» Set task:
Reproduce every line of the records below without any change, leaving out the pictures.

» Dataset entries:
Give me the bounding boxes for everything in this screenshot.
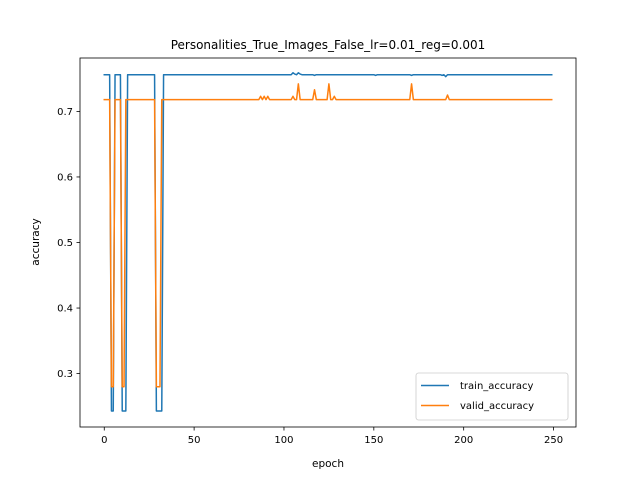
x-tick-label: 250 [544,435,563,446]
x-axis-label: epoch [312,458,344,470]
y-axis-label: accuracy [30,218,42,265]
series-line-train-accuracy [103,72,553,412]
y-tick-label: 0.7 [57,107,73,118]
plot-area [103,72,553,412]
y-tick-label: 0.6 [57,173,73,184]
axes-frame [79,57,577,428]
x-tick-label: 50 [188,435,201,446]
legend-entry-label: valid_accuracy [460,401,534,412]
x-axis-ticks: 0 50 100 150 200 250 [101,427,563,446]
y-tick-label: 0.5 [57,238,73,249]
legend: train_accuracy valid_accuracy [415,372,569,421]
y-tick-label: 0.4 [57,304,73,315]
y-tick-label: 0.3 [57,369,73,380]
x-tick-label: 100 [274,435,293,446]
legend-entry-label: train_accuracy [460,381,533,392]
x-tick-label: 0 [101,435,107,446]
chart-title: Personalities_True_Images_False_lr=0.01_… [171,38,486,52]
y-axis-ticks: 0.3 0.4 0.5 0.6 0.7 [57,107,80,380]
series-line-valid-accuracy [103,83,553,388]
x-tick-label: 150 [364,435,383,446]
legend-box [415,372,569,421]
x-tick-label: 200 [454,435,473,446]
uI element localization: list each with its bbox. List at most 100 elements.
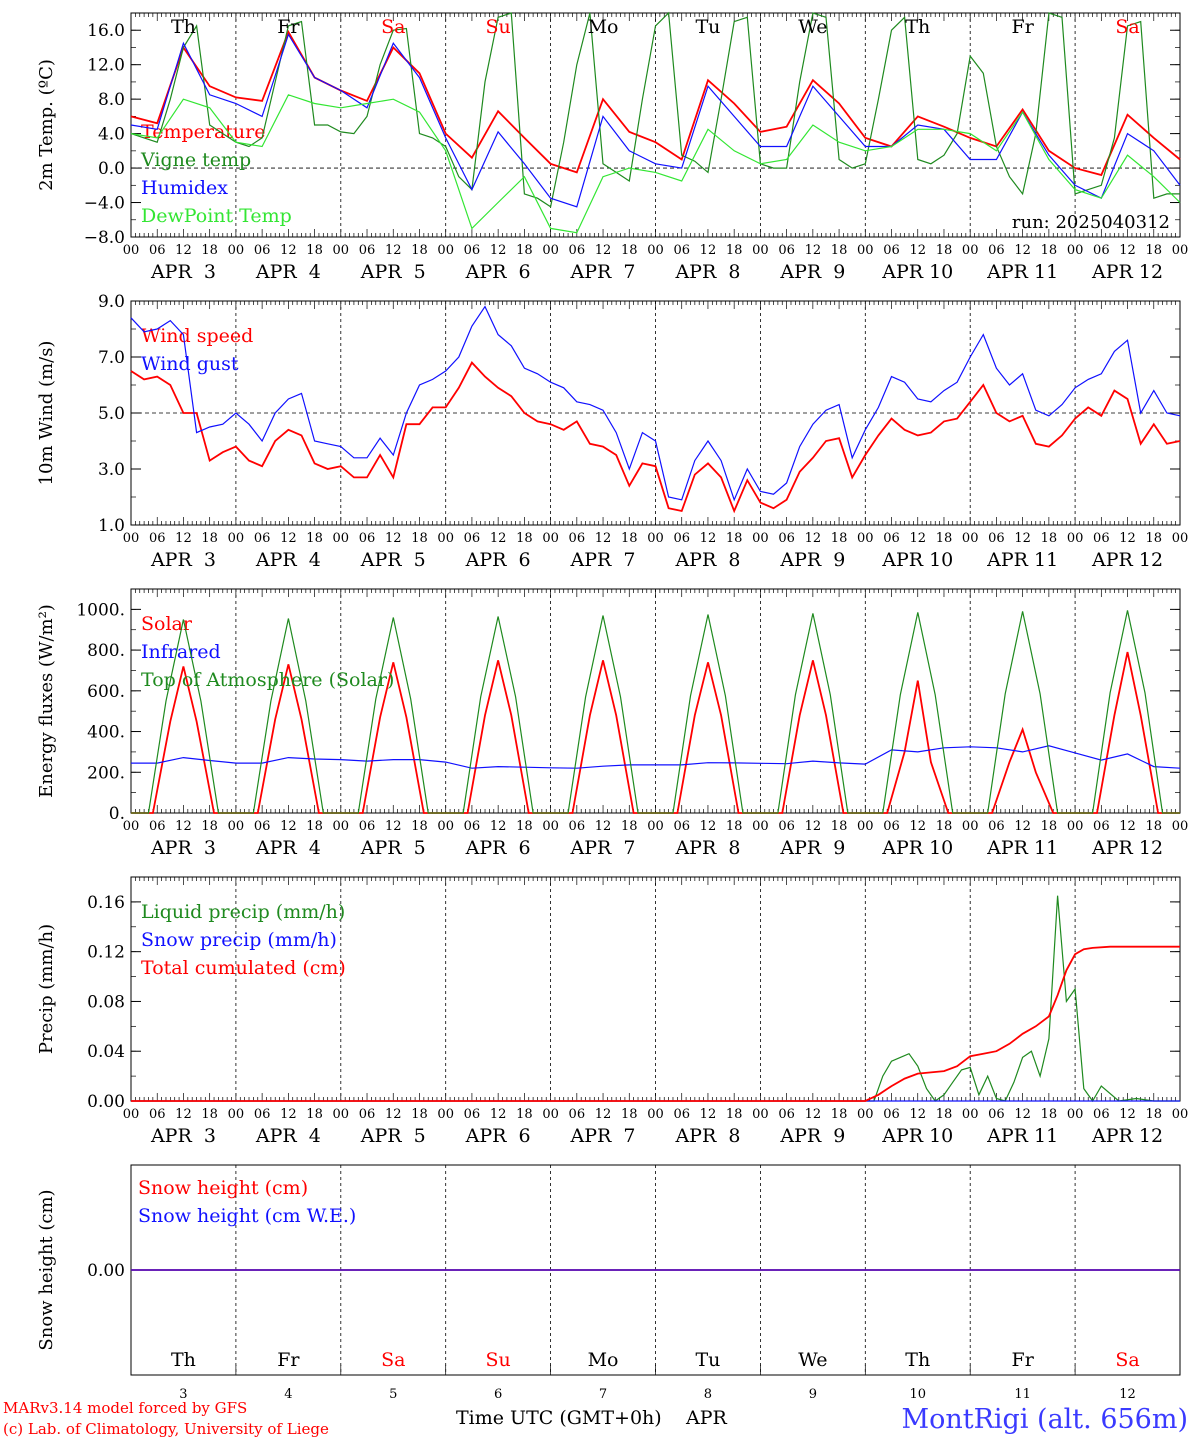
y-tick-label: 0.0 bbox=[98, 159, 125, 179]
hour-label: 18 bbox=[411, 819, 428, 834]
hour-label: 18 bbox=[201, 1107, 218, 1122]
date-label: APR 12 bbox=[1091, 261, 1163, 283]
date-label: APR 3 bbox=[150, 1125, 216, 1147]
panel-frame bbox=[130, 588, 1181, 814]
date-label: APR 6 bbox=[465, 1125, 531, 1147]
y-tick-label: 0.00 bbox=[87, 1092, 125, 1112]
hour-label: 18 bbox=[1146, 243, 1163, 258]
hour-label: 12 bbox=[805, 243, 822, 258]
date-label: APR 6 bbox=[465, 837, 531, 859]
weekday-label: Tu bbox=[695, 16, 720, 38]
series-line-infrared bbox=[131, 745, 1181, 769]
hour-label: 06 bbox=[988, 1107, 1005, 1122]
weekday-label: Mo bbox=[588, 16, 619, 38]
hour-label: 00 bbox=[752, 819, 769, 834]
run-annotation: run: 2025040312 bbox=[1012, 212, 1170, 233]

» Exercise response:
Give me the bounding boxes for everything in this screenshot.
x-tick-label: 250 [544,435,563,446]
x-axis-label: epoch [312,458,344,470]
y-axis-label: accuracy [30,218,42,265]
series-line-train-accuracy [103,72,553,412]
y-tick-label: 0.7 [57,107,73,118]
plot-area [103,72,553,412]
y-tick-label: 0.6 [57,173,73,184]
axes-frame [79,57,577,428]
x-tick-label: 50 [188,435,201,446]
legend-entry-label: valid_accuracy [460,401,534,412]
x-axis-ticks: 0 50 100 150 200 250 [101,427,563,446]
y-tick-label: 0.5 [57,238,73,249]
legend: train_accuracy valid_accuracy [415,372,569,421]
y-tick-label: 0.4 [57,304,73,315]
y-tick-label: 0.3 [57,369,73,380]
x-tick-label: 100 [274,435,293,446]
legend-entry-label: train_accuracy [460,381,533,392]
x-tick-label: 0 [101,435,107,446]
chart-title: Personalities_True_Images_False_lr=0.01_… [171,38,486,52]
y-axis-ticks: 0.3 0.4 0.5 0.6 0.7 [57,107,80,380]
series-line-valid-accuracy [103,83,553,388]
x-tick-label: 150 [364,435,383,446]
legend-box [415,372,569,421]
x-tick-label: 200 [454,435,473,446]
uI element localization: list each with its bbox. List at most 100 elements.
y-tick-label: 0.0 bbox=[98, 159, 125, 179]
hour-label: 18 bbox=[411, 819, 428, 834]
hour-label: 18 bbox=[201, 1107, 218, 1122]
date-label: APR 12 bbox=[1091, 261, 1163, 283]
date-label: APR 3 bbox=[150, 1125, 216, 1147]
panel-frame bbox=[130, 588, 1181, 814]
date-label: APR 6 bbox=[465, 1125, 531, 1147]
y-tick-label: 0.00 bbox=[87, 1092, 125, 1112]
hour-label: 18 bbox=[1146, 243, 1163, 258]
hour-label: 12 bbox=[805, 243, 822, 258]
date-label: APR 6 bbox=[465, 837, 531, 859]
weekday-label: Tu bbox=[695, 16, 720, 38]
series-line-infrared bbox=[131, 745, 1181, 769]
hour-label: 06 bbox=[988, 1107, 1005, 1122]
weekday-label: Mo bbox=[588, 16, 619, 38]
hour-label: 00 bbox=[752, 819, 769, 834]
run-annotation: run: 2025040312 bbox=[1012, 212, 1170, 233]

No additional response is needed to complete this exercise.